Data
..............................

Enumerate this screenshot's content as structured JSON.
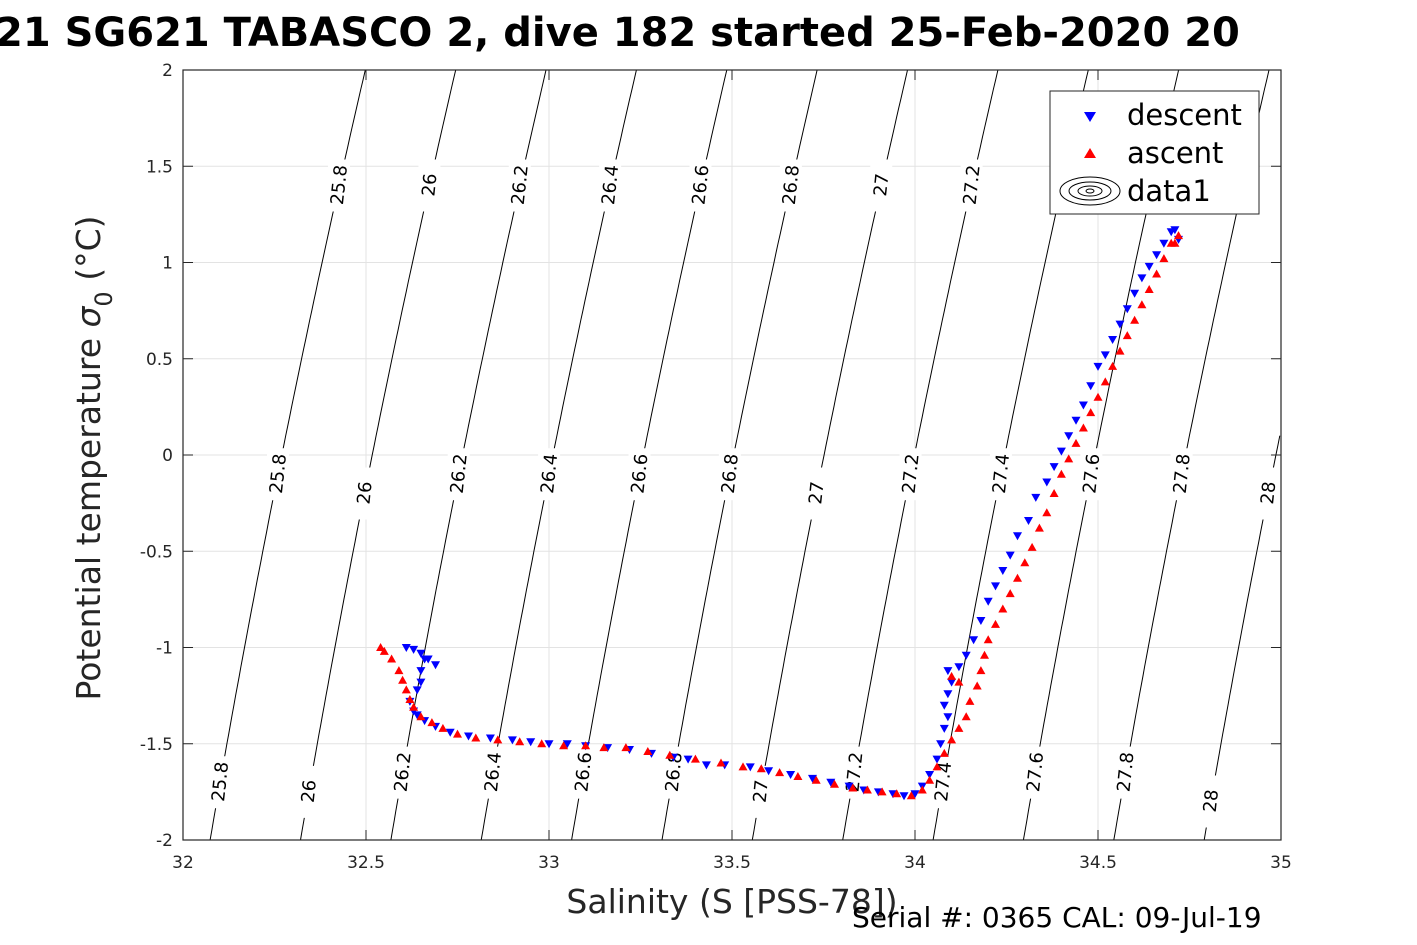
{
  "chart_data": {
    "type": "scatter",
    "title": "21 SG621 TABASCO 2, dive 182 started 25-Feb-2020 20",
    "xlabel": "Salinity (S [PSS-78])",
    "ylabel_main": "Potential temperature ",
    "ylabel_symbol": "σ",
    "ylabel_sub": "0",
    "ylabel_unit": " (°C)",
    "xlim": [
      32,
      35
    ],
    "ylim": [
      -2,
      2
    ],
    "x_ticks": [
      "32",
      "32.5",
      "33",
      "33.5",
      "34",
      "34.5",
      "35"
    ],
    "y_ticks": [
      "-2",
      "-1.5",
      "-1",
      "-0.5",
      "0",
      "0.5",
      "1",
      "1.5",
      "2"
    ],
    "grid": true,
    "legend_position": "top-right",
    "legend": [
      "descent",
      "ascent",
      "data1"
    ],
    "footer": "Serial #: 0365  CAL: 09-Jul-19",
    "density_contours": [
      {
        "level": 25.8,
        "label": "25.8",
        "label_temps": [
          1.4,
          -0.1,
          -1.7
        ]
      },
      {
        "level": 26.0,
        "label": "26",
        "label_temps": [
          1.4,
          -0.2,
          -1.75
        ]
      },
      {
        "level": 26.2,
        "label": "26.2",
        "label_temps": [
          1.4,
          -0.1,
          -1.65
        ]
      },
      {
        "level": 26.4,
        "label": "26.4",
        "label_temps": [
          1.4,
          -0.1,
          -1.65
        ]
      },
      {
        "level": 26.6,
        "label": "26.6",
        "label_temps": [
          1.4,
          -0.1,
          -1.65
        ]
      },
      {
        "level": 26.8,
        "label": "26.8",
        "label_temps": [
          1.4,
          -0.1,
          -1.65
        ]
      },
      {
        "level": 27.0,
        "label": "27",
        "label_temps": [
          1.4,
          -0.2,
          -1.75
        ]
      },
      {
        "level": 27.2,
        "label": "27.2",
        "label_temps": [
          1.4,
          -0.1,
          -1.65
        ]
      },
      {
        "level": 27.4,
        "label": "27.4",
        "label_temps": [
          1.4,
          -0.1,
          -1.7
        ]
      },
      {
        "level": 27.6,
        "label": "27.6",
        "label_temps": [
          -0.1,
          -1.65
        ]
      },
      {
        "level": 27.8,
        "label": "27.8",
        "label_temps": [
          -0.1,
          -1.65
        ]
      },
      {
        "level": 28.0,
        "label": "28",
        "label_temps": [
          1.3,
          -0.2,
          -1.8
        ]
      }
    ],
    "series": [
      {
        "name": "descent",
        "color": "#0000ff",
        "marker": "triangle-down",
        "points": [
          [
            32.61,
            -1.0
          ],
          [
            32.63,
            -1.01
          ],
          [
            32.65,
            -1.03
          ],
          [
            32.67,
            -1.06
          ],
          [
            32.69,
            -1.09
          ],
          [
            32.66,
            -1.06
          ],
          [
            32.65,
            -1.12
          ],
          [
            32.65,
            -1.18
          ],
          [
            32.64,
            -1.22
          ],
          [
            32.62,
            -1.28
          ],
          [
            32.63,
            -1.33
          ],
          [
            32.64,
            -1.35
          ],
          [
            32.66,
            -1.38
          ],
          [
            32.69,
            -1.41
          ],
          [
            32.73,
            -1.44
          ],
          [
            32.78,
            -1.46
          ],
          [
            32.84,
            -1.47
          ],
          [
            32.9,
            -1.48
          ],
          [
            32.95,
            -1.49
          ],
          [
            33.0,
            -1.5
          ],
          [
            33.05,
            -1.5
          ],
          [
            33.1,
            -1.51
          ],
          [
            33.16,
            -1.52
          ],
          [
            33.22,
            -1.53
          ],
          [
            33.28,
            -1.55
          ],
          [
            33.34,
            -1.57
          ],
          [
            33.38,
            -1.58
          ],
          [
            33.43,
            -1.61
          ],
          [
            33.48,
            -1.61
          ],
          [
            33.55,
            -1.62
          ],
          [
            33.6,
            -1.64
          ],
          [
            33.66,
            -1.66
          ],
          [
            33.72,
            -1.68
          ],
          [
            33.77,
            -1.7
          ],
          [
            33.82,
            -1.72
          ],
          [
            33.86,
            -1.74
          ],
          [
            33.9,
            -1.75
          ],
          [
            33.94,
            -1.76
          ],
          [
            33.97,
            -1.77
          ],
          [
            34.0,
            -1.76
          ],
          [
            34.02,
            -1.72
          ],
          [
            34.04,
            -1.66
          ],
          [
            34.06,
            -1.58
          ],
          [
            34.07,
            -1.5
          ],
          [
            34.08,
            -1.42
          ],
          [
            34.09,
            -1.36
          ],
          [
            34.08,
            -1.3
          ],
          [
            34.09,
            -1.24
          ],
          [
            34.1,
            -1.18
          ],
          [
            34.09,
            -1.12
          ],
          [
            34.12,
            -1.1
          ],
          [
            34.14,
            -1.04
          ],
          [
            34.16,
            -0.96
          ],
          [
            34.18,
            -0.86
          ],
          [
            34.2,
            -0.76
          ],
          [
            34.22,
            -0.68
          ],
          [
            34.24,
            -0.6
          ],
          [
            34.26,
            -0.52
          ],
          [
            34.28,
            -0.42
          ],
          [
            34.31,
            -0.34
          ],
          [
            34.33,
            -0.22
          ],
          [
            34.36,
            -0.14
          ],
          [
            34.38,
            -0.06
          ],
          [
            34.4,
            0.02
          ],
          [
            34.42,
            0.1
          ],
          [
            34.44,
            0.18
          ],
          [
            34.46,
            0.26
          ],
          [
            34.48,
            0.36
          ],
          [
            34.5,
            0.46
          ],
          [
            34.52,
            0.52
          ],
          [
            34.54,
            0.6
          ],
          [
            34.56,
            0.68
          ],
          [
            34.58,
            0.76
          ],
          [
            34.6,
            0.84
          ],
          [
            34.62,
            0.92
          ],
          [
            34.64,
            0.98
          ],
          [
            34.66,
            1.04
          ],
          [
            34.68,
            1.1
          ],
          [
            34.7,
            1.16
          ],
          [
            34.71,
            1.17
          ],
          [
            34.72,
            1.12
          ]
        ]
      },
      {
        "name": "ascent",
        "color": "#ff0000",
        "marker": "triangle-up",
        "points": [
          [
            32.54,
            -1.0
          ],
          [
            32.55,
            -1.02
          ],
          [
            32.57,
            -1.06
          ],
          [
            32.59,
            -1.12
          ],
          [
            32.6,
            -1.17
          ],
          [
            32.61,
            -1.22
          ],
          [
            32.62,
            -1.27
          ],
          [
            32.63,
            -1.31
          ],
          [
            32.65,
            -1.36
          ],
          [
            32.68,
            -1.39
          ],
          [
            32.71,
            -1.42
          ],
          [
            32.75,
            -1.45
          ],
          [
            32.8,
            -1.47
          ],
          [
            32.86,
            -1.48
          ],
          [
            32.92,
            -1.49
          ],
          [
            32.98,
            -1.5
          ],
          [
            33.04,
            -1.51
          ],
          [
            33.1,
            -1.51
          ],
          [
            33.15,
            -1.52
          ],
          [
            33.21,
            -1.52
          ],
          [
            33.27,
            -1.54
          ],
          [
            33.33,
            -1.56
          ],
          [
            33.4,
            -1.58
          ],
          [
            33.47,
            -1.6
          ],
          [
            33.53,
            -1.62
          ],
          [
            33.58,
            -1.63
          ],
          [
            33.63,
            -1.65
          ],
          [
            33.68,
            -1.67
          ],
          [
            33.73,
            -1.69
          ],
          [
            33.78,
            -1.71
          ],
          [
            33.83,
            -1.73
          ],
          [
            33.87,
            -1.74
          ],
          [
            33.91,
            -1.75
          ],
          [
            33.95,
            -1.76
          ],
          [
            33.99,
            -1.77
          ],
          [
            34.02,
            -1.74
          ],
          [
            34.04,
            -1.69
          ],
          [
            34.06,
            -1.62
          ],
          [
            34.08,
            -1.55
          ],
          [
            34.1,
            -1.48
          ],
          [
            34.12,
            -1.42
          ],
          [
            34.14,
            -1.36
          ],
          [
            34.15,
            -1.28
          ],
          [
            34.17,
            -1.2
          ],
          [
            34.18,
            -1.12
          ],
          [
            34.1,
            -1.15
          ],
          [
            34.12,
            -1.18
          ],
          [
            34.19,
            -1.04
          ],
          [
            34.2,
            -0.96
          ],
          [
            34.22,
            -0.88
          ],
          [
            34.24,
            -0.8
          ],
          [
            34.26,
            -0.72
          ],
          [
            34.28,
            -0.64
          ],
          [
            34.3,
            -0.56
          ],
          [
            34.32,
            -0.48
          ],
          [
            34.34,
            -0.38
          ],
          [
            34.36,
            -0.3
          ],
          [
            34.38,
            -0.2
          ],
          [
            34.4,
            -0.1
          ],
          [
            34.42,
            -0.02
          ],
          [
            34.44,
            0.06
          ],
          [
            34.46,
            0.14
          ],
          [
            34.48,
            0.22
          ],
          [
            34.5,
            0.3
          ],
          [
            34.52,
            0.38
          ],
          [
            34.54,
            0.46
          ],
          [
            34.56,
            0.54
          ],
          [
            34.58,
            0.62
          ],
          [
            34.6,
            0.7
          ],
          [
            34.62,
            0.78
          ],
          [
            34.64,
            0.86
          ],
          [
            34.66,
            0.94
          ],
          [
            34.68,
            1.02
          ],
          [
            34.7,
            1.1
          ],
          [
            34.72,
            1.14
          ],
          [
            34.71,
            1.1
          ]
        ]
      }
    ]
  }
}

..............................

Read the data above. Pull out each line in which the string "level" appears.

        "level": 25.8,
        "level": 26.0,
        "level": 26.2,
        "level": 26.4,
        "level": 26.6,
        "level": 26.8,
        "level": 27.0,
        "level": 27.2,
        "level": 27.4,
        "level": 27.6,
        "level": 27.8,
        "level": 28.0,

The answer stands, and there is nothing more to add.